→ PROVIDED INFORMATION
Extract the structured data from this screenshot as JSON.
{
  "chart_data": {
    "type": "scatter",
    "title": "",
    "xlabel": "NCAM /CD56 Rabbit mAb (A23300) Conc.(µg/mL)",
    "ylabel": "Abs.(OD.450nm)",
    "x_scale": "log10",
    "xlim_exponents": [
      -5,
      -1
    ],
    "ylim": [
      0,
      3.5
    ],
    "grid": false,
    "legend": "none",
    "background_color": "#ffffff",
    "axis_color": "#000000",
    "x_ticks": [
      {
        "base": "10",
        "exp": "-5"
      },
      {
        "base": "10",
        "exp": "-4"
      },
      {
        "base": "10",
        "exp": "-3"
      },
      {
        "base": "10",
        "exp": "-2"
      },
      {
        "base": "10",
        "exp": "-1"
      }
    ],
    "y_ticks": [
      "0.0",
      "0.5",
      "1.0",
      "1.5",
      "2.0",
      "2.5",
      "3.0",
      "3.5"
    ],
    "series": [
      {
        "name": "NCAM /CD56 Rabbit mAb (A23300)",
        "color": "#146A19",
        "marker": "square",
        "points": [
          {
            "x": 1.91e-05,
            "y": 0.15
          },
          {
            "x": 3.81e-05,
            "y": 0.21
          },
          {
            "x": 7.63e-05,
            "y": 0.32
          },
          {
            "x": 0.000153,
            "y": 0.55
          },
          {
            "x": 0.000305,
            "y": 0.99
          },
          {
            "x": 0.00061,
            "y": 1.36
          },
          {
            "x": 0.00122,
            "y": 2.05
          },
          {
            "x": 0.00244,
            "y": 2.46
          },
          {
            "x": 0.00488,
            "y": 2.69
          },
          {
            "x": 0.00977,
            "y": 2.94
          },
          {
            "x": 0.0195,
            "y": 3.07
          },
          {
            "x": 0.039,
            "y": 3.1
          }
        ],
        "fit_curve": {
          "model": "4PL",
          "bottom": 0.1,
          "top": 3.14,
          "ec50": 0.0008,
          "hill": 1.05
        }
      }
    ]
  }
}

→ DIRECTIONS
What is the number of lines in the data that hold the string "NCAM"? Answer with the number only.

→ RESPONSE TO THIS TASK
2